(Spatial layout entries)
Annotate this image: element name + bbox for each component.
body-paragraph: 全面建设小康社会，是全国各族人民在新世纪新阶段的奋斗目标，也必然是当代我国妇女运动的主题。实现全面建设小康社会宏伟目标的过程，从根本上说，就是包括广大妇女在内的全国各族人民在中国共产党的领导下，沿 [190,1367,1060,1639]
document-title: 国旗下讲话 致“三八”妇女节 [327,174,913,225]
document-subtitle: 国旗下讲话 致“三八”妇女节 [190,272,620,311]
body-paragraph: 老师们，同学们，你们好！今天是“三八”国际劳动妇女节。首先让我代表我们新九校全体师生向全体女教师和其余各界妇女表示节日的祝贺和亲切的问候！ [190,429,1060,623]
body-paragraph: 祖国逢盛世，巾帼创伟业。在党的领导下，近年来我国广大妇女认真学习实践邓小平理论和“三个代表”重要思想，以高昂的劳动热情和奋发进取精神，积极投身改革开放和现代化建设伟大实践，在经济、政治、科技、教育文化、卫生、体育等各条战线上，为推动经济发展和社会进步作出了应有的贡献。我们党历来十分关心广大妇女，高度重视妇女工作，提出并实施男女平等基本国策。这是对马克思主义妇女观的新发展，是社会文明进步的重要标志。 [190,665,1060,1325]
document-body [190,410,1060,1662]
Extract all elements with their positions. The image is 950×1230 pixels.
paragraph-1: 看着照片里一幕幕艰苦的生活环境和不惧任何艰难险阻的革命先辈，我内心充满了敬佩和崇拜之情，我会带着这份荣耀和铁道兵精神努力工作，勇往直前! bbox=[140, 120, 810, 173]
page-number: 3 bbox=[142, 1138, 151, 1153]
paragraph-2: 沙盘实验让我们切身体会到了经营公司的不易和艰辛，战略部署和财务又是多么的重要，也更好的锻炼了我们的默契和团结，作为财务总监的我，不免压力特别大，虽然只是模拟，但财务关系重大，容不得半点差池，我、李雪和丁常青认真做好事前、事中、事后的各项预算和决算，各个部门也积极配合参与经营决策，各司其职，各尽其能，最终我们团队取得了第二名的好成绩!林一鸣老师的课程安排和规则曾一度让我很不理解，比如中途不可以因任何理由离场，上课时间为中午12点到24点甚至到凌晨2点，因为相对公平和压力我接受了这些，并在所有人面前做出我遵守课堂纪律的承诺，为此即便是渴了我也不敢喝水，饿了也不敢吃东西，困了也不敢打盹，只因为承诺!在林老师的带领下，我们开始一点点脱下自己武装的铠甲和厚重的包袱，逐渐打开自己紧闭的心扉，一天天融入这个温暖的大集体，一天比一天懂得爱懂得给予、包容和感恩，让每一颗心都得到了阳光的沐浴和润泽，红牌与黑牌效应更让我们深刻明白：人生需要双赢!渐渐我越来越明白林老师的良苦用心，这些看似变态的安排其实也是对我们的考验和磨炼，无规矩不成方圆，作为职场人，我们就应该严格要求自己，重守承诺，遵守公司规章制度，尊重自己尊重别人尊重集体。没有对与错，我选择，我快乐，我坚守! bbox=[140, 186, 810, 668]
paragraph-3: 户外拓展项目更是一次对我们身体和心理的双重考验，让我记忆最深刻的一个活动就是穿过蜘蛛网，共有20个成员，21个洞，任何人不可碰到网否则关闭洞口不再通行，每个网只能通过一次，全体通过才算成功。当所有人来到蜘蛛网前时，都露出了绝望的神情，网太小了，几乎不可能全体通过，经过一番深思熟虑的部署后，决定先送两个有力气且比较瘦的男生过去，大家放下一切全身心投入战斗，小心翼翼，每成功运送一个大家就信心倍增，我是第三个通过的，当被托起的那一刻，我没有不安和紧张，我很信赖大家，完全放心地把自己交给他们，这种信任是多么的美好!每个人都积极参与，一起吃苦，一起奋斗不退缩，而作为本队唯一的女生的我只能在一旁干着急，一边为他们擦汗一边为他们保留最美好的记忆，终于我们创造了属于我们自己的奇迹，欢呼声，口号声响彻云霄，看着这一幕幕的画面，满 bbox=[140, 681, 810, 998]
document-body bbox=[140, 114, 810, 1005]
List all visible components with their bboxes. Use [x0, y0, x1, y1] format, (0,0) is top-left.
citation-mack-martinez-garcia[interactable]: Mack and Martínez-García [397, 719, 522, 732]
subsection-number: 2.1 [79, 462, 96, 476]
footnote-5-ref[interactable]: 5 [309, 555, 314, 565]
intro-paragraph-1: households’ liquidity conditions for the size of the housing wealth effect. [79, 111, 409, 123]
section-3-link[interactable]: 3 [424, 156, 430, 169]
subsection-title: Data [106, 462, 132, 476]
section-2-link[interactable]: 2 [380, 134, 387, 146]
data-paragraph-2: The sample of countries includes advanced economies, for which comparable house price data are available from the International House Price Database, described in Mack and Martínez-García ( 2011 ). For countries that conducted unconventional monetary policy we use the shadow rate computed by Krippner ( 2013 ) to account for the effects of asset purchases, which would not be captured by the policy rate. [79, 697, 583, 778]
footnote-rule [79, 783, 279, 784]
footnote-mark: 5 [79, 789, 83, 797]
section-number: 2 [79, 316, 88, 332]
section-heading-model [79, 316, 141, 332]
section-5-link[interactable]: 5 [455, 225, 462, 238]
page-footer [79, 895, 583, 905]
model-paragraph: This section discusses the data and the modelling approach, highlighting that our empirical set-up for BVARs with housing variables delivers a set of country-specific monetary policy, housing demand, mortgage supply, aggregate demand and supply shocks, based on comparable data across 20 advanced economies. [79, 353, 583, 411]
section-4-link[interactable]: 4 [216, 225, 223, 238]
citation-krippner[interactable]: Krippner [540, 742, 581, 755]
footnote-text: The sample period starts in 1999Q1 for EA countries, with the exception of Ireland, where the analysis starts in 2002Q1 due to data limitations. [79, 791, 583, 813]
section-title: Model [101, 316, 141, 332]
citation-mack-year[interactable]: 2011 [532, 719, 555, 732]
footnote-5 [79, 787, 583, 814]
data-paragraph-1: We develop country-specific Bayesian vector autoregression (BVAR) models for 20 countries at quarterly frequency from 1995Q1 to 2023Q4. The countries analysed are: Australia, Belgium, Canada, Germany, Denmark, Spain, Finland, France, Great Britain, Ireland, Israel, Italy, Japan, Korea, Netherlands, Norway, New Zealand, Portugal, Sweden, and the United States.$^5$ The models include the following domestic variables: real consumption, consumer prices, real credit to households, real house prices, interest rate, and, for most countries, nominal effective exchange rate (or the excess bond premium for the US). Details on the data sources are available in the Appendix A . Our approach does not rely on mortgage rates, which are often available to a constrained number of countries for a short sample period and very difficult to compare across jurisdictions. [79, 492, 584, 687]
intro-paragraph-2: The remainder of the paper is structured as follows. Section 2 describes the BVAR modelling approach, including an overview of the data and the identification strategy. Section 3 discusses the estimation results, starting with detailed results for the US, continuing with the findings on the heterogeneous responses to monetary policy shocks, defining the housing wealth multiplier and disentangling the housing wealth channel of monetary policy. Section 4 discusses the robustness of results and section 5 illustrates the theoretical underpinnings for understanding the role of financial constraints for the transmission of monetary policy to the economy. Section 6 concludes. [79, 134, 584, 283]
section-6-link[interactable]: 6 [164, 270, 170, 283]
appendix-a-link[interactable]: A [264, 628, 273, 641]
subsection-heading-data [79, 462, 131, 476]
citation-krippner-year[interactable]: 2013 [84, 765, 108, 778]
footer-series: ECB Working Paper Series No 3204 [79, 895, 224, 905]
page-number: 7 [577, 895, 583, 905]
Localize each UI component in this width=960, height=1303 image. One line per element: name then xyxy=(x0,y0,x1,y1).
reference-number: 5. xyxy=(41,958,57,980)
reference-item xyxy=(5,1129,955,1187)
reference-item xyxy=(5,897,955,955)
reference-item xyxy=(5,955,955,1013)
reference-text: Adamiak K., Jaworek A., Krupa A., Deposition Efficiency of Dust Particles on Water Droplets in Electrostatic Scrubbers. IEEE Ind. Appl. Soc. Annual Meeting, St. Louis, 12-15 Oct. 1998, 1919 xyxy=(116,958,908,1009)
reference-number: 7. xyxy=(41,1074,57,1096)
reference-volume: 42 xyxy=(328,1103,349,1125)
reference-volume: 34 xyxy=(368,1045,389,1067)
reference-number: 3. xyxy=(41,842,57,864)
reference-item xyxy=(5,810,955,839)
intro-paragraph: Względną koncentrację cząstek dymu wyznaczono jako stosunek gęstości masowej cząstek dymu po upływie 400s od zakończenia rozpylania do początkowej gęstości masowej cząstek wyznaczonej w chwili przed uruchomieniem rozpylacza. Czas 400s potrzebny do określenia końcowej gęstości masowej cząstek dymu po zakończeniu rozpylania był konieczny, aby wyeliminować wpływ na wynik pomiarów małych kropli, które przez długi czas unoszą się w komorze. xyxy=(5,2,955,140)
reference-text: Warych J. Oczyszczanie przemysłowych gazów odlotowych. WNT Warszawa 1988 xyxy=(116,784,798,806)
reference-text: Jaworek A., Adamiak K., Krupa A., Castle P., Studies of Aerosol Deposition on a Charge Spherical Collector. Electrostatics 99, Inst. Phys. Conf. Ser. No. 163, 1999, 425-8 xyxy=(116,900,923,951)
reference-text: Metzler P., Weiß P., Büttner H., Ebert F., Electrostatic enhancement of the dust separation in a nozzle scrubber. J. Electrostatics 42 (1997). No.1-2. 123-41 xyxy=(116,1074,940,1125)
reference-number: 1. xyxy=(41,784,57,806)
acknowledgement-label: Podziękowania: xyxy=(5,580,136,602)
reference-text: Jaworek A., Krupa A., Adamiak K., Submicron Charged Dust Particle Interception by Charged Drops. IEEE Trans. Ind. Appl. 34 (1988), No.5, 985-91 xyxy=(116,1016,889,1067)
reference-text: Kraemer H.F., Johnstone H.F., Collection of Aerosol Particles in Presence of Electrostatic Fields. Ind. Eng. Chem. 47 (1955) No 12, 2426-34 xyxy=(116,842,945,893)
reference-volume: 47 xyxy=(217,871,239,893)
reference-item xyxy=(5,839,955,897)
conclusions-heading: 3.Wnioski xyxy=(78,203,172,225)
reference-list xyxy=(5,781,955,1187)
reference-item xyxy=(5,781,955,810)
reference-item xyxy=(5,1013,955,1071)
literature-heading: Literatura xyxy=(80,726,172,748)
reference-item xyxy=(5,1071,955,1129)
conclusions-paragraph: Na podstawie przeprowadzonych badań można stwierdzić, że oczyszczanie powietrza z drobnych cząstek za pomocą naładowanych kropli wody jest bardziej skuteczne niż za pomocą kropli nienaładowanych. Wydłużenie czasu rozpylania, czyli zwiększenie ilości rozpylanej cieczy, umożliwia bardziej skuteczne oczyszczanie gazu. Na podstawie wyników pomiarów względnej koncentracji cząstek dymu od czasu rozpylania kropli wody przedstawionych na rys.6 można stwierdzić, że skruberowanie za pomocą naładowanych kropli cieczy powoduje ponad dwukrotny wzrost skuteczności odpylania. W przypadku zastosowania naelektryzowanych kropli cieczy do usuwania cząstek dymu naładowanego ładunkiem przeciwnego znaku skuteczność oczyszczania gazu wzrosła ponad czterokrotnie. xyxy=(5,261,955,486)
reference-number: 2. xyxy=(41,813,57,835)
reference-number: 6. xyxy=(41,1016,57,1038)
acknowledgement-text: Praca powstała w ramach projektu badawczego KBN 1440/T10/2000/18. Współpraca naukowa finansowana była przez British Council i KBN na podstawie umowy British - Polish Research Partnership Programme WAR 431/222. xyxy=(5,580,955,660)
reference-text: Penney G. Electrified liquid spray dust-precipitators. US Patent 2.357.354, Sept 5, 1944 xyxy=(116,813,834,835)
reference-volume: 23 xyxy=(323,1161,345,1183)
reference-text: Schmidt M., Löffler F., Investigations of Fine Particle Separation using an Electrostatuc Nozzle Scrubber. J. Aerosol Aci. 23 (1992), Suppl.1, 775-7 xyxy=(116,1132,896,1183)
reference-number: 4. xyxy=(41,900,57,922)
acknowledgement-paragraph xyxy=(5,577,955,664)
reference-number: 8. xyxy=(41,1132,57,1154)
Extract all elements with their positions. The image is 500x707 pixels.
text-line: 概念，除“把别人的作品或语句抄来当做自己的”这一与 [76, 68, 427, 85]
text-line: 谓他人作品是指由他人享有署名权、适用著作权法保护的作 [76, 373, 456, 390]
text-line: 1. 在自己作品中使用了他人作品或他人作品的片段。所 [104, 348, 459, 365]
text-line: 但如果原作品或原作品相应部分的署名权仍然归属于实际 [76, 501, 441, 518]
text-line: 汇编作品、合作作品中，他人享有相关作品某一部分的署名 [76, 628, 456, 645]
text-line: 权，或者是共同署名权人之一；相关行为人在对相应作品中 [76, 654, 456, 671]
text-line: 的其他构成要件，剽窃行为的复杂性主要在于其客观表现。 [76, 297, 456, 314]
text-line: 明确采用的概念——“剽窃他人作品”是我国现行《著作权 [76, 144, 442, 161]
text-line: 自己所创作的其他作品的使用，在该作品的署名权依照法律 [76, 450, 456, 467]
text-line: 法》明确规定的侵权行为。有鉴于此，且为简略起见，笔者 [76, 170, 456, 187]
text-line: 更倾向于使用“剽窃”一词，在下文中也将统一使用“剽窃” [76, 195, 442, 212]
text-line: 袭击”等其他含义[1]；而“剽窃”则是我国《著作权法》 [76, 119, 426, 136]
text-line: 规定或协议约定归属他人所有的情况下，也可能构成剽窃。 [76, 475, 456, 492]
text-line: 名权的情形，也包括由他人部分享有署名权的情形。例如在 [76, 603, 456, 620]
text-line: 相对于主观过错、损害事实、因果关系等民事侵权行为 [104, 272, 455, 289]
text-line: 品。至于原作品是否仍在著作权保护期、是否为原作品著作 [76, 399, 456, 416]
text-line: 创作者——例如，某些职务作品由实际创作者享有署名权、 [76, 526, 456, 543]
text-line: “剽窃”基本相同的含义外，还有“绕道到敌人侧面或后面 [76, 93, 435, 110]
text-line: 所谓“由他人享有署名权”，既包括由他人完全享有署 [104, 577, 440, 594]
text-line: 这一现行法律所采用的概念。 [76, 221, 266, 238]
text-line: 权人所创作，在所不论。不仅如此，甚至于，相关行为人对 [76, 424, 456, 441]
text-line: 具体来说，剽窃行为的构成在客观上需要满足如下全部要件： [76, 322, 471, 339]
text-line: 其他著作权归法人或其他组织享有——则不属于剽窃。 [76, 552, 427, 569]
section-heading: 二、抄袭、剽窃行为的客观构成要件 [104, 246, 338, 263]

# Written problem:
Rewrite the records from their first line up to and including the line with "document-body [190,410,1060,1662]", changing "body-paragraph" to "text-paragraph" throughout and leaving everything else the same.

# Result of the task:
Annotate this image: element name + bbox for each component.
text-paragraph: 全面建设小康社会，是全国各族人民在新世纪新阶段的奋斗目标，也必然是当代我国妇女运动的主题。实现全面建设小康社会宏伟目标的过程，从根本上说，就是包括广大妇女在内的全国各族人民在中国共产党的领导下，沿 [190,1367,1060,1639]
document-title: 国旗下讲话 致“三八”妇女节 [327,174,913,225]
document-subtitle: 国旗下讲话 致“三八”妇女节 [190,272,620,311]
text-paragraph: 老师们，同学们，你们好！今天是“三八”国际劳动妇女节。首先让我代表我们新九校全体师生向全体女教师和其余各界妇女表示节日的祝贺和亲切的问候！ [190,429,1060,623]
text-paragraph: 祖国逢盛世，巾帼创伟业。在党的领导下，近年来我国广大妇女认真学习实践邓小平理论和“三个代表”重要思想，以高昂的劳动热情和奋发进取精神，积极投身改革开放和现代化建设伟大实践，在经济、政治、科技、教育文化、卫生、体育等各条战线上，为推动经济发展和社会进步作出了应有的贡献。我们党历来十分关心广大妇女，高度重视妇女工作，提出并实施男女平等基本国策。这是对马克思主义妇女观的新发展，是社会文明进步的重要标志。 [190,665,1060,1325]
document-body [190,410,1060,1662]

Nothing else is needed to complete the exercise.